## EXERCISE INPUT:
----------------------------------------

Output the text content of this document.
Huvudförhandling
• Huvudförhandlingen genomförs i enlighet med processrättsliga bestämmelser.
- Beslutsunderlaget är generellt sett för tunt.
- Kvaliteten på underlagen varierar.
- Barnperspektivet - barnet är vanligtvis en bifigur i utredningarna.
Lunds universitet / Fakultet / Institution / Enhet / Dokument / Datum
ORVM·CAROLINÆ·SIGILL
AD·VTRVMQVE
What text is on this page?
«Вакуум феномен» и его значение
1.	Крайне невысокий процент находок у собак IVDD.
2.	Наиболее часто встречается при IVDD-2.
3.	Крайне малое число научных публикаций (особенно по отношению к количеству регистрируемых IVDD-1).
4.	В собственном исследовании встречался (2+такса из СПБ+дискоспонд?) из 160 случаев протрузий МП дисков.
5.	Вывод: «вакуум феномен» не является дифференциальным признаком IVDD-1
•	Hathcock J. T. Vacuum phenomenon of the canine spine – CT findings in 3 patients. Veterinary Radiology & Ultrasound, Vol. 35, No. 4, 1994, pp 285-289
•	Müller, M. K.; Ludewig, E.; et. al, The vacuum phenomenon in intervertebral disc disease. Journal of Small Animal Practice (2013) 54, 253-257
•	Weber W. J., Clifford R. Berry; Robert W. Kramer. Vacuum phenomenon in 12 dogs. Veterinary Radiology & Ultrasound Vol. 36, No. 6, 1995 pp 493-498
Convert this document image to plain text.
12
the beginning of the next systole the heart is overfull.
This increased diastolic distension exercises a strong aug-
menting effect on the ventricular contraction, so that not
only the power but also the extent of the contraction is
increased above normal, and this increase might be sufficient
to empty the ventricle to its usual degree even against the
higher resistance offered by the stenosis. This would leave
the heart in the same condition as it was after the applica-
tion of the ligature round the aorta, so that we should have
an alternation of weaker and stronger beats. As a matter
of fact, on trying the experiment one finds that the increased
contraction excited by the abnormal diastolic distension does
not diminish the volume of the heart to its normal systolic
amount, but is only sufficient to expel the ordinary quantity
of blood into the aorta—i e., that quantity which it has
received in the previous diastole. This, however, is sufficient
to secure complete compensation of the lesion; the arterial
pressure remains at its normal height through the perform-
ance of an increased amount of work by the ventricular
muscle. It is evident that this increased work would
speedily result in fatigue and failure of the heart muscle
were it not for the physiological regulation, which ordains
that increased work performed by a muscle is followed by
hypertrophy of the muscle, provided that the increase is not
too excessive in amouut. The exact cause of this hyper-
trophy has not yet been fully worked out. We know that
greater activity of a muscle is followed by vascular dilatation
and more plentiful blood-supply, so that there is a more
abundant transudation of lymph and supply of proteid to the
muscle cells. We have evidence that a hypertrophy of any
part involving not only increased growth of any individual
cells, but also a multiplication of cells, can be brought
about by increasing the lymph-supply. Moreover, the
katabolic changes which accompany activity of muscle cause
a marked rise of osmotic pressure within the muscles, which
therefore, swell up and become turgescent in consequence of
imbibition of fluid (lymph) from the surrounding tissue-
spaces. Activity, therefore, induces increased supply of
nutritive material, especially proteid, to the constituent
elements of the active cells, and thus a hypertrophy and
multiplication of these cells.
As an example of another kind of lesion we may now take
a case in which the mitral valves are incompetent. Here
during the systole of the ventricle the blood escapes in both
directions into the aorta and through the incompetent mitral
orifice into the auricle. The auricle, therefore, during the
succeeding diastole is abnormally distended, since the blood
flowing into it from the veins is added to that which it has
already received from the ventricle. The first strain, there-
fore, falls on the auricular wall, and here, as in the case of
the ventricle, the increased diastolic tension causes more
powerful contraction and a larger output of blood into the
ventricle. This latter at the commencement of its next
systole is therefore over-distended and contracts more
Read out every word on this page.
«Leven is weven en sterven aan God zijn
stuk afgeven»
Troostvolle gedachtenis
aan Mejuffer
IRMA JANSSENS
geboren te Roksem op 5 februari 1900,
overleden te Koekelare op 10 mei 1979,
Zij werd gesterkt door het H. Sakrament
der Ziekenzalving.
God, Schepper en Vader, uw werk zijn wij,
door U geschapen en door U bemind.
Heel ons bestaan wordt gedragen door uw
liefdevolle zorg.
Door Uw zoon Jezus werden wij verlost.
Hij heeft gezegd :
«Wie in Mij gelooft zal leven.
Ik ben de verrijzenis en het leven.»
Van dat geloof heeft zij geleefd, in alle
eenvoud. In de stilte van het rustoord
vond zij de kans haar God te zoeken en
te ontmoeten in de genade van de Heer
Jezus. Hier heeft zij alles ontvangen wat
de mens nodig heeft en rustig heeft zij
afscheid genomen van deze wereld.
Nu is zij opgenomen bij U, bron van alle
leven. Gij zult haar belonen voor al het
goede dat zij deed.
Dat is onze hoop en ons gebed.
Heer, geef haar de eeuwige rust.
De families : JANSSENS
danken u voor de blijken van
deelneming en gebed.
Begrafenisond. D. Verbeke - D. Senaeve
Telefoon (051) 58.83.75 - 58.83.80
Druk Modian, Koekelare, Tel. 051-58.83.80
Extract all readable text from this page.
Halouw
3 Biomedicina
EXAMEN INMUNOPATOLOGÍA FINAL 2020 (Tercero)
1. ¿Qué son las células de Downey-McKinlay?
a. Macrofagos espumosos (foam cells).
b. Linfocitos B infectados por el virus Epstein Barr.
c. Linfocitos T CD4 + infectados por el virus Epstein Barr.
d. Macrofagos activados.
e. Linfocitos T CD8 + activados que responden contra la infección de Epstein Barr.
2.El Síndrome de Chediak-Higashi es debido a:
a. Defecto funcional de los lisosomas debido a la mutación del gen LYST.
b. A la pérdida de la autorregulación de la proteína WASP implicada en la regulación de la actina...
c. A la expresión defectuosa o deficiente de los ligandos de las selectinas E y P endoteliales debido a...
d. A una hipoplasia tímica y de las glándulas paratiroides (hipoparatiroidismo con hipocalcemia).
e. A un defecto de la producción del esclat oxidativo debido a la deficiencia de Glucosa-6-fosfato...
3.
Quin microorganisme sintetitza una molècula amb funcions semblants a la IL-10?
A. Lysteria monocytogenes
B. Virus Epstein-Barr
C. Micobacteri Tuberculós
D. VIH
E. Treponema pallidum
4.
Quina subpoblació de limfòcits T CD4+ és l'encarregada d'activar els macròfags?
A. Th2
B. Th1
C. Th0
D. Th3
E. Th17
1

----------------------------------------

## TASK INSTRUCTIONS:
When the word "pressure" shows up in a line of the material, count that line; report only the final number.

## ANSWER AREA:
2